◆ **PROBLEM**
Repeat each record exactly as written, and drop any images.

◆ **PROVIDED RECORDS**
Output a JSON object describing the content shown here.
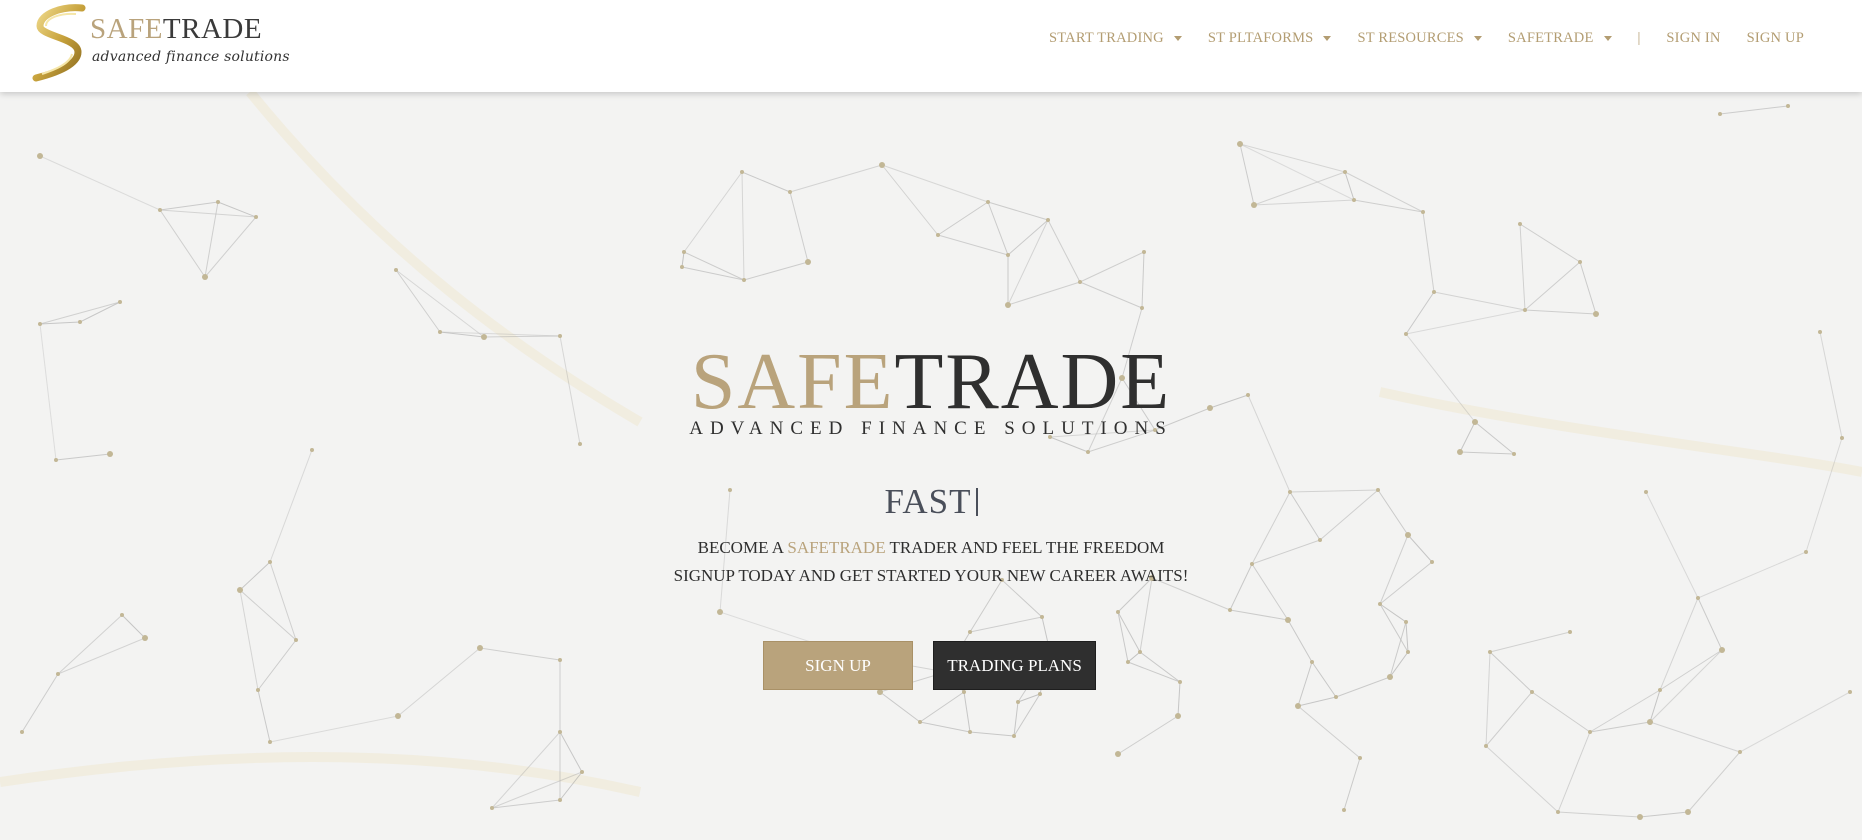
{
  "brand": {
    "logo_safe": "SAFE",
    "logo_trade": "TRADE",
    "logo_tagline": "advanced finance solutions"
  },
  "nav": {
    "items": [
      {
        "label": "START TRADING",
        "dropdown": true
      },
      {
        "label": "ST PLTAFORMS",
        "dropdown": true
      },
      {
        "label": "ST RESOURCES",
        "dropdown": true
      },
      {
        "label": "SAFETRADE",
        "dropdown": true
      }
    ],
    "separator": "|",
    "sign_in": "SIGN IN",
    "sign_up": "SIGN UP"
  },
  "hero": {
    "title_safe": "SAFE",
    "title_trade": "TRADE",
    "subtitle": "ADVANCED FINANCE SOLUTIONS",
    "typed_text": "FAST",
    "line1_prefix": "BECOME A ",
    "line1_brand": "SAFETRADE",
    "line1_suffix": " TRADER AND FEEL THE FREEDOM",
    "line2": "SIGNUP TODAY AND GET STARTED YOUR NEW CAREER AWAITS!",
    "btn_signup": "SIGN UP",
    "btn_plans": "TRADING PLANS"
  },
  "colors": {
    "gold": "#b9a37c",
    "dark": "#2f2f2f",
    "background": "#f3f3f2",
    "nav_text": "#b39d72"
  }
}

◆ **THE OUTPUT**
Output a JSON object describing the content shown here.
{
  "brand": {
    "logo_safe": "SAFE",
    "logo_trade": "TRADE",
    "logo_tagline": "advanced finance solutions"
  },
  "nav": {
    "items": [
      {
        "label": "START TRADING",
        "dropdown": true
      },
      {
        "label": "ST PLTAFORMS",
        "dropdown": true
      },
      {
        "label": "ST RESOURCES",
        "dropdown": true
      },
      {
        "label": "SAFETRADE",
        "dropdown": true
      }
    ],
    "separator": "|",
    "sign_in": "SIGN IN",
    "sign_up": "SIGN UP"
  },
  "hero": {
    "title_safe": "SAFE",
    "title_trade": "TRADE",
    "subtitle": "ADVANCED FINANCE SOLUTIONS",
    "typed_text": "FAST",
    "line1_prefix": "BECOME A ",
    "line1_brand": "SAFETRADE",
    "line1_suffix": " TRADER AND FEEL THE FREEDOM",
    "line2": "SIGNUP TODAY AND GET STARTED YOUR NEW CAREER AWAITS!",
    "btn_signup": "SIGN UP",
    "btn_plans": "TRADING PLANS"
  },
  "colors": {
    "gold": "#b9a37c",
    "dark": "#2f2f2f",
    "background": "#f3f3f2",
    "nav_text": "#b39d72"
  }
}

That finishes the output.